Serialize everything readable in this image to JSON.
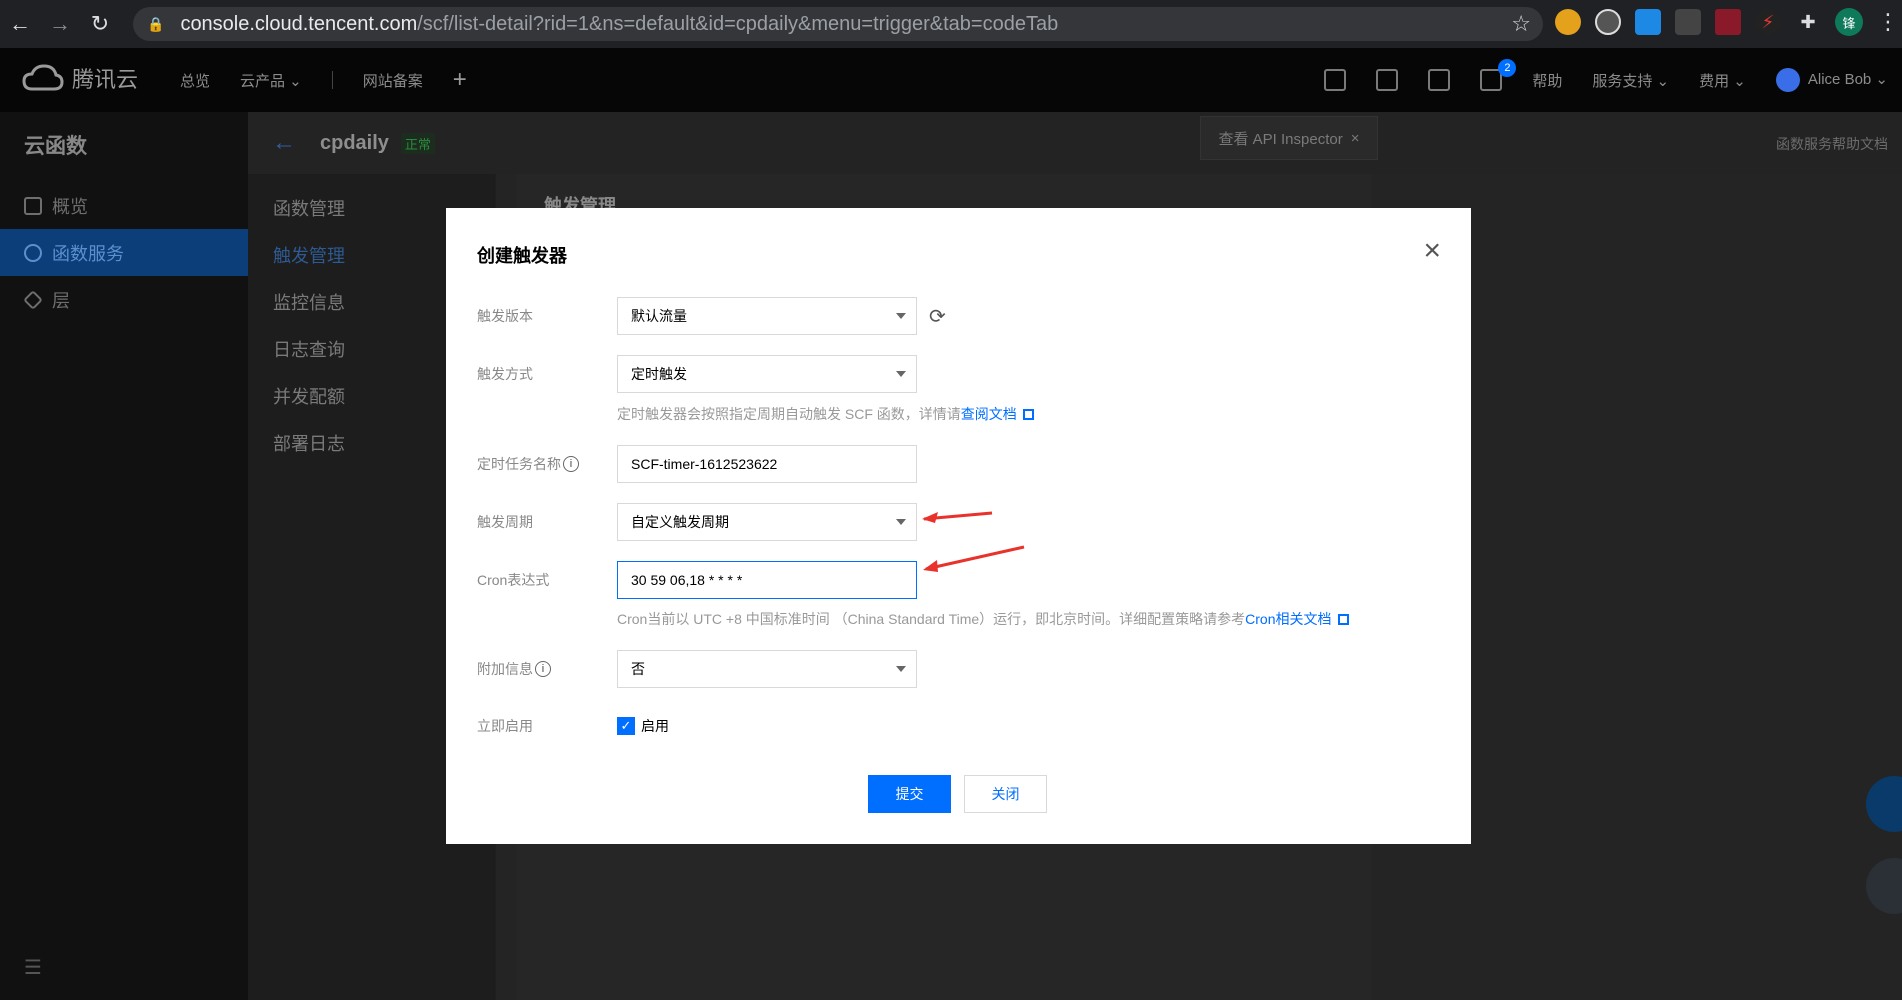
{
  "browser": {
    "url_host": "console.cloud.tencent.com",
    "url_path": "/scf/list-detail?rid=1&ns=default&id=cpdaily&menu=trigger&tab=codeTab",
    "profile_initial": "锋"
  },
  "topnav": {
    "logo_text": "腾讯云",
    "items": [
      "总览",
      "云产品 ⌄",
      "网站备案"
    ],
    "help": "帮助",
    "service_support": "服务支持 ⌄",
    "billing": "费用 ⌄",
    "user": "Alice Bob ⌄",
    "mail_badge": "2"
  },
  "sidebar": {
    "title": "云函数",
    "items": [
      {
        "label": "概览"
      },
      {
        "label": "函数服务"
      },
      {
        "label": "层"
      }
    ]
  },
  "page": {
    "function_name": "cpdaily",
    "status": "正常",
    "help_link": "函数服务帮助文档",
    "api_inspector": "查看 API Inspector",
    "section_title": "触发管理",
    "subnav": [
      "函数管理",
      "触发管理",
      "监控信息",
      "日志查询",
      "并发配额",
      "部署日志"
    ]
  },
  "modal": {
    "title": "创建触发器",
    "fields": {
      "version_label": "触发版本",
      "version_value": "默认流量",
      "method_label": "触发方式",
      "method_value": "定时触发",
      "method_hint": "定时触发器会按照指定周期自动触发 SCF 函数，详情请",
      "method_hint_link": "查阅文档",
      "task_name_label": "定时任务名称",
      "task_name_value": "SCF-timer-1612523622",
      "period_label": "触发周期",
      "period_value": "自定义触发周期",
      "cron_label": "Cron表达式",
      "cron_value": "30 59 06,18 * * * *",
      "cron_hint": "Cron当前以 UTC +8 中国标准时间 （China Standard Time）运行，即北京时间。详细配置策略请参考",
      "cron_hint_link": "Cron相关文档",
      "extra_label": "附加信息",
      "extra_value": "否",
      "enable_label": "立即启用",
      "enable_checkbox_label": "启用"
    },
    "submit": "提交",
    "close": "关闭"
  },
  "colors": {
    "primary": "#006eff",
    "annotation_arrow": "#e8322b"
  }
}
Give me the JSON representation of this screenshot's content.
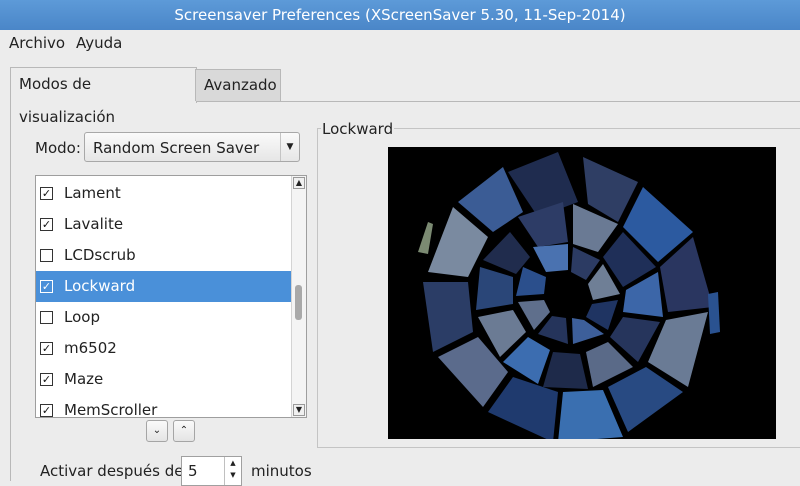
{
  "window": {
    "title": "Screensaver Preferences  (XScreenSaver 5.30, 11-Sep-2014)"
  },
  "menu": [
    {
      "label": "Archivo"
    },
    {
      "label": "Ayuda"
    }
  ],
  "tabs": [
    {
      "label": "Modos de visualización",
      "active": true
    },
    {
      "label": "Avanzado",
      "active": false
    }
  ],
  "mode": {
    "label": "Modo:",
    "value": "Random Screen Saver"
  },
  "savers": [
    {
      "label": "Lament",
      "checked": true
    },
    {
      "label": "Lavalite",
      "checked": true
    },
    {
      "label": "LCDscrub",
      "checked": false
    },
    {
      "label": "Lockward",
      "checked": true,
      "selected": true
    },
    {
      "label": "Loop",
      "checked": false
    },
    {
      "label": "m6502",
      "checked": true
    },
    {
      "label": "Maze",
      "checked": true
    },
    {
      "label": "MemScroller",
      "checked": true
    }
  ],
  "preview": {
    "title": "Lockward"
  },
  "activate": {
    "label": "Activar después de",
    "value": "5",
    "unit": "minutos"
  },
  "colors": {
    "accent": "#4a90d9",
    "titlebar": "#4a86c8"
  }
}
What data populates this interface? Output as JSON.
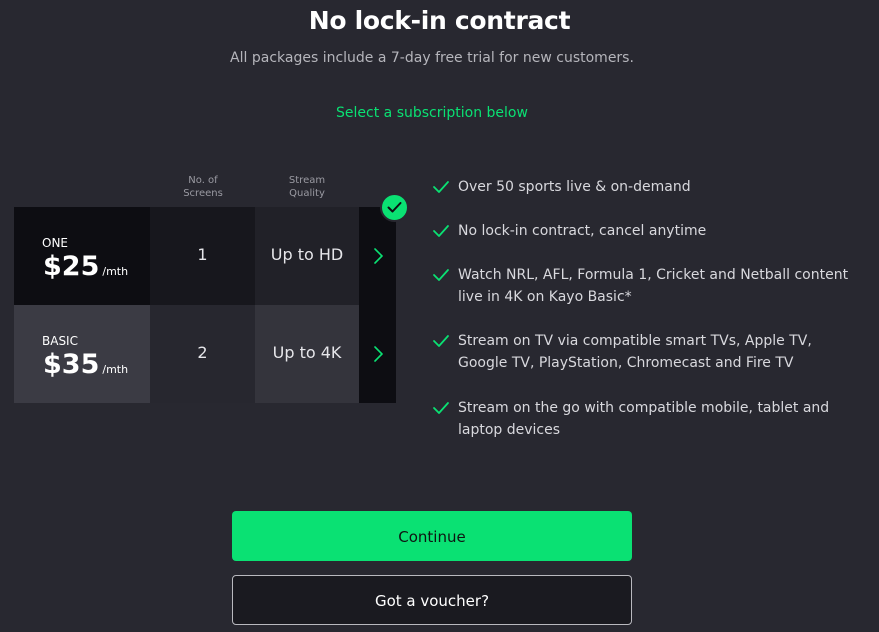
{
  "header": {
    "title": "No lock-in contract",
    "subtitle": "All packages include a 7-day free trial for new customers.",
    "select_prompt": "Select a subscription below"
  },
  "table": {
    "columns": {
      "screens_line1": "No. of",
      "screens_line2": "Screens",
      "quality_line1": "Stream",
      "quality_line2": "Quality"
    },
    "plans": [
      {
        "name": "ONE",
        "price": "$25",
        "period": "/mth",
        "screens": "1",
        "quality": "Up to HD",
        "selected": true
      },
      {
        "name": "BASIC",
        "price": "$35",
        "period": "/mth",
        "screens": "2",
        "quality": "Up to 4K",
        "selected": false
      }
    ]
  },
  "features": [
    "Over 50 sports live & on-demand",
    "No lock-in contract, cancel anytime",
    "Watch NRL, AFL, Formula 1, Cricket and Netball content live in 4K on Kayo Basic*",
    "Stream on TV via compatible smart TVs, Apple TV, Google TV, PlayStation, Chromecast and Fire TV",
    "Stream on the go with compatible mobile, tablet and laptop devices"
  ],
  "buttons": {
    "continue_label": "Continue",
    "voucher_label": "Got a voucher?"
  },
  "colors": {
    "accent": "#0ae173",
    "background": "#282830"
  }
}
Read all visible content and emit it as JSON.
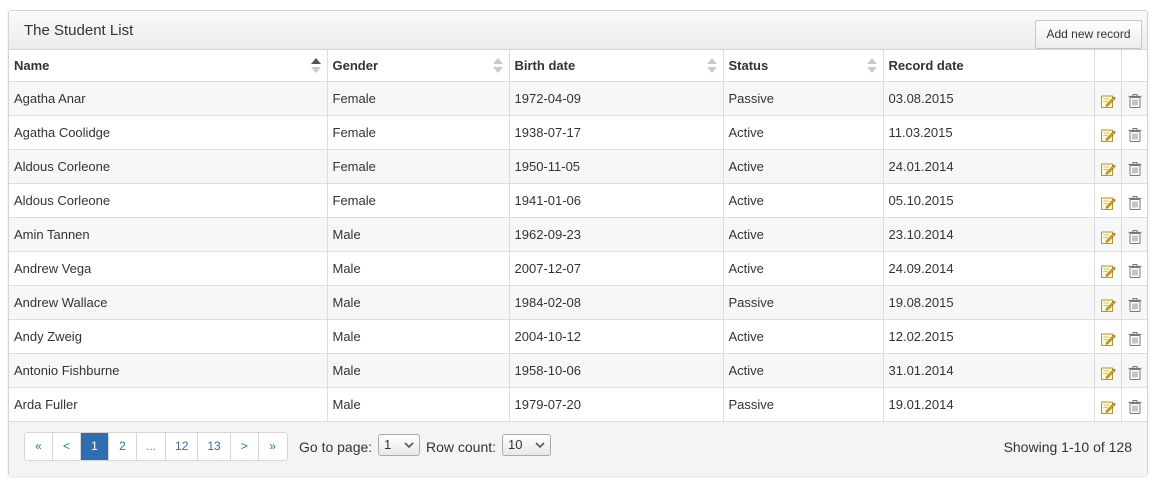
{
  "panel": {
    "title": "The Student List",
    "add_button": "Add new record"
  },
  "columns": [
    "Name",
    "Gender",
    "Birth date",
    "Status",
    "Record date"
  ],
  "rows": [
    {
      "name": "Agatha Anar",
      "gender": "Female",
      "birth": "1972-04-09",
      "status": "Passive",
      "record": "03.08.2015"
    },
    {
      "name": "Agatha Coolidge",
      "gender": "Female",
      "birth": "1938-07-17",
      "status": "Active",
      "record": "11.03.2015"
    },
    {
      "name": "Aldous Corleone",
      "gender": "Female",
      "birth": "1950-11-05",
      "status": "Active",
      "record": "24.01.2014"
    },
    {
      "name": "Aldous Corleone",
      "gender": "Female",
      "birth": "1941-01-06",
      "status": "Active",
      "record": "05.10.2015"
    },
    {
      "name": "Amin Tannen",
      "gender": "Male",
      "birth": "1962-09-23",
      "status": "Active",
      "record": "23.10.2014"
    },
    {
      "name": "Andrew Vega",
      "gender": "Male",
      "birth": "2007-12-07",
      "status": "Active",
      "record": "24.09.2014"
    },
    {
      "name": "Andrew Wallace",
      "gender": "Male",
      "birth": "1984-02-08",
      "status": "Passive",
      "record": "19.08.2015"
    },
    {
      "name": "Andy Zweig",
      "gender": "Male",
      "birth": "2004-10-12",
      "status": "Active",
      "record": "12.02.2015"
    },
    {
      "name": "Antonio Fishburne",
      "gender": "Male",
      "birth": "1958-10-06",
      "status": "Active",
      "record": "31.01.2014"
    },
    {
      "name": "Arda Fuller",
      "gender": "Male",
      "birth": "1979-07-20",
      "status": "Passive",
      "record": "19.01.2014"
    }
  ],
  "row_icons": {
    "edit": "edit-icon",
    "delete": "trash-icon"
  },
  "pagination": {
    "buttons": [
      "«",
      "<",
      "1",
      "2",
      "...",
      "12",
      "13",
      ">",
      "»"
    ],
    "active_page": "1",
    "goto_label": "Go to page:",
    "goto_value": "1",
    "rowcount_label": "Row count:",
    "rowcount_value": "10",
    "showing": "Showing 1-10 of 128"
  },
  "colors": {
    "accent": "#2f6fb0",
    "link": "#2a6fb0",
    "edit_icon": "#e0b93a"
  }
}
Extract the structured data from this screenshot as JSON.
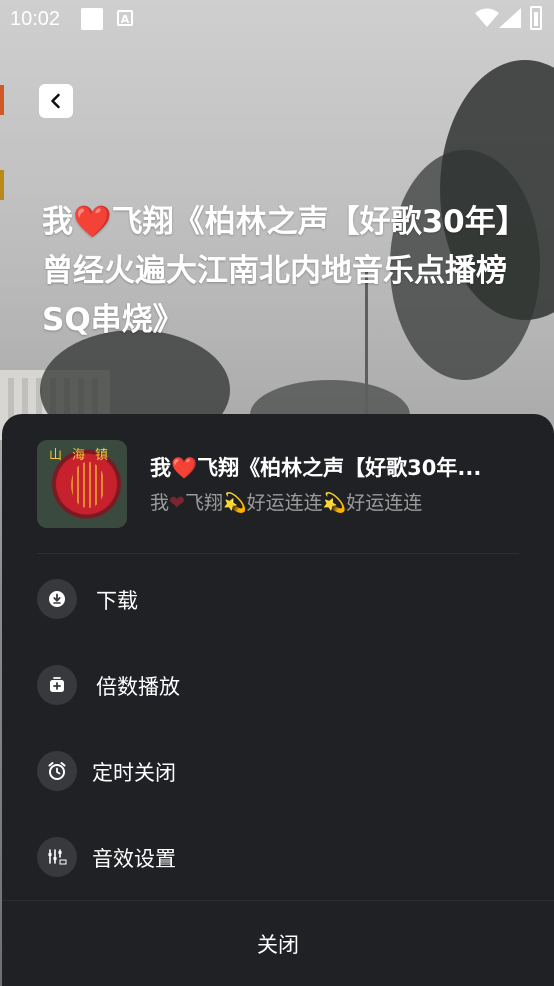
{
  "status_bar": {
    "time": "10:02",
    "icons": [
      "notification-square-icon",
      "a-icon",
      "wifi-icon",
      "signal-icon",
      "battery-icon"
    ],
    "a_glyph": "A"
  },
  "header": {
    "back_icon": "chevron-left-icon",
    "title_before": "我",
    "title_heart": "❤️",
    "title_after": "飞翔《柏林之声【好歌30年】曾经火遍大江南北内地音乐点播榜SQ串烧》"
  },
  "sheet": {
    "cover_text": "山海镇",
    "track_title_before": "我",
    "track_title_heart": "❤️",
    "track_title_after": "飞翔《柏林之声【好歌30年...",
    "track_subtitle_before": "我",
    "track_subtitle_heart": "❤",
    "track_subtitle_after": "飞翔💫好运连连💫好运连连",
    "menu": [
      {
        "label": "下载",
        "icon": "download-icon"
      },
      {
        "label": "倍数播放",
        "icon": "playback-speed-icon"
      },
      {
        "label": "定时关闭",
        "icon": "alarm-clock-icon"
      },
      {
        "label": "音效设置",
        "icon": "sound-effects-icon"
      }
    ],
    "close_label": "关闭"
  },
  "colors": {
    "sheet_bg": "#202124",
    "icon_circle": "#38393c",
    "subtitle_gray": "#9b9b9b",
    "heart_red": "#e0182d"
  }
}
--*--
• [Given problem] Emit an exact copy of the lines from the line bearing "Extract the structured" through the last line above, inclusive, and leave the images out.

• [Answer to this problem]
Extract the structured data from this screenshot as JSON.
{
  "status_bar": {
    "time": "10:02",
    "icons": [
      "notification-square-icon",
      "a-icon",
      "wifi-icon",
      "signal-icon",
      "battery-icon"
    ],
    "a_glyph": "A"
  },
  "header": {
    "back_icon": "chevron-left-icon",
    "title_before": "我",
    "title_heart": "❤️",
    "title_after": "飞翔《柏林之声【好歌30年】曾经火遍大江南北内地音乐点播榜SQ串烧》"
  },
  "sheet": {
    "cover_text": "山海镇",
    "track_title_before": "我",
    "track_title_heart": "❤️",
    "track_title_after": "飞翔《柏林之声【好歌30年...",
    "track_subtitle_before": "我",
    "track_subtitle_heart": "❤",
    "track_subtitle_after": "飞翔💫好运连连💫好运连连",
    "menu": [
      {
        "label": "下载",
        "icon": "download-icon"
      },
      {
        "label": "倍数播放",
        "icon": "playback-speed-icon"
      },
      {
        "label": "定时关闭",
        "icon": "alarm-clock-icon"
      },
      {
        "label": "音效设置",
        "icon": "sound-effects-icon"
      }
    ],
    "close_label": "关闭"
  },
  "colors": {
    "sheet_bg": "#202124",
    "icon_circle": "#38393c",
    "subtitle_gray": "#9b9b9b",
    "heart_red": "#e0182d"
  }
}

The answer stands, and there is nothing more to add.